## Exercise objective
Print out the material that follows word for word.

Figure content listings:
================================
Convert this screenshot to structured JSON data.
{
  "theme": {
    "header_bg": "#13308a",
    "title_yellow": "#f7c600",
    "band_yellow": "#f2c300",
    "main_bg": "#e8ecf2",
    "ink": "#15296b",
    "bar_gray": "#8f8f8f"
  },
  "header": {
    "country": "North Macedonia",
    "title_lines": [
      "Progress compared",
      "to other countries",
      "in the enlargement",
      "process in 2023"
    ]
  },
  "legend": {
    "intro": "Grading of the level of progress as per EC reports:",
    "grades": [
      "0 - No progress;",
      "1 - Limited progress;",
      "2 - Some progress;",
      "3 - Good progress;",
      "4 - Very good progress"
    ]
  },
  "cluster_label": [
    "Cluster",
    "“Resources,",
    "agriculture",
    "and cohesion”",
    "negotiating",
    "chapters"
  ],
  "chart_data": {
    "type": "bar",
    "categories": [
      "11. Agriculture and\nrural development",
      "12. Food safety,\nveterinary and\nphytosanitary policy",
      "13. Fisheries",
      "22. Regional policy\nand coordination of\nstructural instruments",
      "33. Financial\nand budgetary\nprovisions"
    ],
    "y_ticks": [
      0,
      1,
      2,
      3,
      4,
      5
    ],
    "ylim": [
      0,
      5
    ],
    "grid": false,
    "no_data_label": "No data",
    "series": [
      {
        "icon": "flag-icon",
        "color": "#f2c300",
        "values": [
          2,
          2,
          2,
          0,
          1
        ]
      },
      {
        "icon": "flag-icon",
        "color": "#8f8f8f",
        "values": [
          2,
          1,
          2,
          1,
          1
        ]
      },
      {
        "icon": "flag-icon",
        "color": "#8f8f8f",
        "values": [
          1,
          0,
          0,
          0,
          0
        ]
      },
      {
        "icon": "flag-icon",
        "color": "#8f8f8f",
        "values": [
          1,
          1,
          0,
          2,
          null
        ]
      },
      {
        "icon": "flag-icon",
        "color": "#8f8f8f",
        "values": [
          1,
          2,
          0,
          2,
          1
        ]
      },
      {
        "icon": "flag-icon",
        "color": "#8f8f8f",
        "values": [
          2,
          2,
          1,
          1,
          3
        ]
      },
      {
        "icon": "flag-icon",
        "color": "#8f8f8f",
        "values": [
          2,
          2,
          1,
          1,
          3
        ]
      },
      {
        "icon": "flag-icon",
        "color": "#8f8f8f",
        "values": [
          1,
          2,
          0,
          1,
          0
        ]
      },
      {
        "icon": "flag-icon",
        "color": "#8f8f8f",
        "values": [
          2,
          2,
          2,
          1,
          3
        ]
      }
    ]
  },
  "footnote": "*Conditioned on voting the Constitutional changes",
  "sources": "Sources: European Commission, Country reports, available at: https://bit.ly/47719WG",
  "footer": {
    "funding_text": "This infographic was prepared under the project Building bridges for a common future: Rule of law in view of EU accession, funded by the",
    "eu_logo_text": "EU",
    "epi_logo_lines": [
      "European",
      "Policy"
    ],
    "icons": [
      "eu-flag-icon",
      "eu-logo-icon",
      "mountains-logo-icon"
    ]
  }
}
================================
## Reply
Convert this screenshot to structured JSON data.
{
  "theme": {
    "header_bg": "#13308a",
    "title_yellow": "#f7c600",
    "band_yellow": "#f2c300",
    "main_bg": "#e8ecf2",
    "ink": "#15296b",
    "bar_gray": "#8f8f8f"
  },
  "header": {
    "country": "North Macedonia",
    "title_lines": [
      "Progress compared",
      "to other countries",
      "in the enlargement",
      "process in 2023"
    ]
  },
  "legend": {
    "intro": "Grading of the level of progress as per EC reports:",
    "grades": [
      "0 - No progress;",
      "1 - Limited progress;",
      "2 - Some progress;",
      "3 - Good progress;",
      "4 - Very good progress"
    ]
  },
  "cluster_label": [
    "Cluster",
    "“Resources,",
    "agriculture",
    "and cohesion”",
    "negotiating",
    "chapters"
  ],
  "chart_data": {
    "type": "bar",
    "categories": [
      "11. Agriculture and\nrural development",
      "12. Food safety,\nveterinary and\nphytosanitary policy",
      "13. Fisheries",
      "22. Regional policy\nand coordination of\nstructural instruments",
      "33. Financial\nand budgetary\nprovisions"
    ],
    "y_ticks": [
      0,
      1,
      2,
      3,
      4,
      5
    ],
    "ylim": [
      0,
      5
    ],
    "grid": false,
    "no_data_label": "No data",
    "series": [
      {
        "icon": "flag-icon",
        "color": "#f2c300",
        "values": [
          2,
          2,
          2,
          0,
          1
        ]
      },
      {
        "icon": "flag-icon",
        "color": "#8f8f8f",
        "values": [
          2,
          1,
          2,
          1,
          1
        ]
      },
      {
        "icon": "flag-icon",
        "color": "#8f8f8f",
        "values": [
          1,
          0,
          0,
          0,
          0
        ]
      },
      {
        "icon": "flag-icon",
        "color": "#8f8f8f",
        "values": [
          1,
          1,
          0,
          2,
          null
        ]
      },
      {
        "icon": "flag-icon",
        "color": "#8f8f8f",
        "values": [
          1,
          2,
          0,
          2,
          1
        ]
      },
      {
        "icon": "flag-icon",
        "color": "#8f8f8f",
        "values": [
          2,
          2,
          1,
          1,
          3
        ]
      },
      {
        "icon": "flag-icon",
        "color": "#8f8f8f",
        "values": [
          2,
          2,
          1,
          1,
          3
        ]
      },
      {
        "icon": "flag-icon",
        "color": "#8f8f8f",
        "values": [
          1,
          2,
          0,
          1,
          0
        ]
      },
      {
        "icon": "flag-icon",
        "color": "#8f8f8f",
        "values": [
          2,
          2,
          2,
          1,
          3
        ]
      }
    ]
  },
  "footnote": "*Conditioned on voting the Constitutional changes",
  "sources": "Sources: European Commission, Country reports, available at: https://bit.ly/47719WG",
  "footer": {
    "funding_text": "This infographic was prepared under the project Building bridges for a common future: Rule of law in view of EU accession, funded by the",
    "eu_logo_text": "EU",
    "epi_logo_lines": [
      "European",
      "Policy"
    ],
    "icons": [
      "eu-flag-icon",
      "eu-logo-icon",
      "mountains-logo-icon"
    ]
  }
}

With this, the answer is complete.